--- Goal ---
Search the listing below for the string "pracy" and copy every line where it occurs.
---------- Listing
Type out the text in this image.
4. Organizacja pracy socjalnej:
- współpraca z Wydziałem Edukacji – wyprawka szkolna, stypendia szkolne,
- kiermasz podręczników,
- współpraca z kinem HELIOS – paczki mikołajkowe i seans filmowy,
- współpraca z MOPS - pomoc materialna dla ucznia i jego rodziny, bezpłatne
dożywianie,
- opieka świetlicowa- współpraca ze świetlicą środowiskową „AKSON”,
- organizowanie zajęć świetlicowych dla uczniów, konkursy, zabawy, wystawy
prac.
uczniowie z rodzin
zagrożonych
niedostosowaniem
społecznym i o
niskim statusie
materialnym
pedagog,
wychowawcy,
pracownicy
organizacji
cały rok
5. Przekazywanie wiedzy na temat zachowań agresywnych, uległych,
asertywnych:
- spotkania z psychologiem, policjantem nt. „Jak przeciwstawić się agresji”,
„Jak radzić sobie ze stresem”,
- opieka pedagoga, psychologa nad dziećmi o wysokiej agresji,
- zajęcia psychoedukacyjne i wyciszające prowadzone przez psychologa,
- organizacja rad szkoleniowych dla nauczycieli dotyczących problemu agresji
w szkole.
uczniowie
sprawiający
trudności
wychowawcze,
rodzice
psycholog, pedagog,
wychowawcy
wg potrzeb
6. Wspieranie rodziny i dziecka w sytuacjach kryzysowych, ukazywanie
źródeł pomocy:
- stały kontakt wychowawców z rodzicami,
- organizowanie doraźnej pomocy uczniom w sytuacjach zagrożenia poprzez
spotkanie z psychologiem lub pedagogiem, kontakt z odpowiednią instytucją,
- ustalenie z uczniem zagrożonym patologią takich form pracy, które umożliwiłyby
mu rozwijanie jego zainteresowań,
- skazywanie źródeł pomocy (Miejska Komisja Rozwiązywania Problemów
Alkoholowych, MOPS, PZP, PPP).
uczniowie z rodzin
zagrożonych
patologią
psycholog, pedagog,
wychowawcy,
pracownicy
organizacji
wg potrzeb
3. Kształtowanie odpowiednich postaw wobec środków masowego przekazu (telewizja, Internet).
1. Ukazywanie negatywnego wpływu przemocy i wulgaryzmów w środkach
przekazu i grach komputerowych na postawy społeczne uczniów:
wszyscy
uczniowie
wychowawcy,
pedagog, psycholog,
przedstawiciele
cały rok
--------------------
--- Full output ---
4. Organizacja pracy socjalnej:
- ustalenie z uczniem zagrożonym patologią takich form pracy, które umożliwiłyby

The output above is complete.